> [Listing]
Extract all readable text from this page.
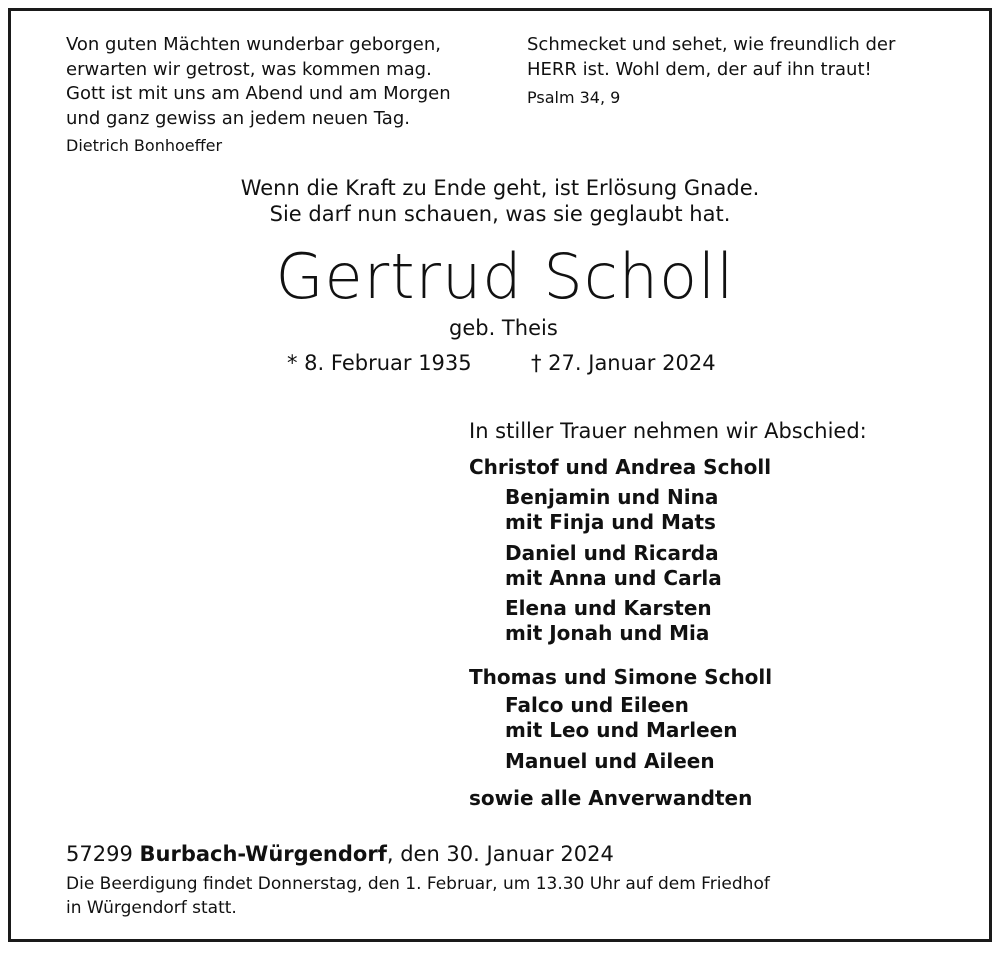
Von guten Mächten wunderbar geborgen,
erwarten wir getrost, was kommen mag.
Gott ist mit uns am Abend und am Morgen
und ganz gewiss an jedem neuen Tag.
Dietrich Bonhoeffer
Schmecket und sehet, wie freundlich der
HERR ist. Wohl dem, der auf ihn traut!
Psalm 34, 9
Wenn die Kraft zu Ende geht, ist Erlösung Gnade.
Sie darf nun schauen, was sie geglaubt hat.
Gertrud Scholl
geb. Theis
* 8. Februar 1935	† 27. Januar 2024
In stiller Trauer nehmen wir Abschied:
Christof und Andrea Scholl
Benjamin und Nina
mit Finja und Mats
Daniel und Ricarda
mit Anna und Carla
Elena und Karsten
mit Jonah und Mia
Thomas und Simone Scholl
Falco und Eileen
mit Leo und Marleen
Manuel und Aileen
sowie alle Anverwandten
57299 Burbach-Würgendorf, den 30. Januar 2024
Die Beerdigung findet Donnerstag, den 1. Februar, um 13.30 Uhr auf dem Friedhof
in Würgendorf statt.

> [Exercise objective]
Repeat the listing above exactly, with no pictures.

> [Response to the task]
Extract all readable text from this page.
Von guten Mächten wunderbar geborgen,
erwarten wir getrost, was kommen mag.
Gott ist mit uns am Abend und am Morgen
und ganz gewiss an jedem neuen Tag.
Dietrich Bonhoeffer
Schmecket und sehet, wie freundlich der
HERR ist. Wohl dem, der auf ihn traut!
Psalm 34, 9
Wenn die Kraft zu Ende geht, ist Erlösung Gnade.
Sie darf nun schauen, was sie geglaubt hat.
Gertrud Scholl
geb. Theis
* 8. Februar 1935	† 27. Januar 2024
In stiller Trauer nehmen wir Abschied:
Christof und Andrea Scholl
Benjamin und Nina
mit Finja und Mats
Daniel und Ricarda
mit Anna und Carla
Elena und Karsten
mit Jonah und Mia
Thomas und Simone Scholl
Falco und Eileen
mit Leo und Marleen
Manuel und Aileen
sowie alle Anverwandten
57299 Burbach-Würgendorf, den 30. Januar 2024
Die Beerdigung findet Donnerstag, den 1. Februar, um 13.30 Uhr auf dem Friedhof
in Würgendorf statt.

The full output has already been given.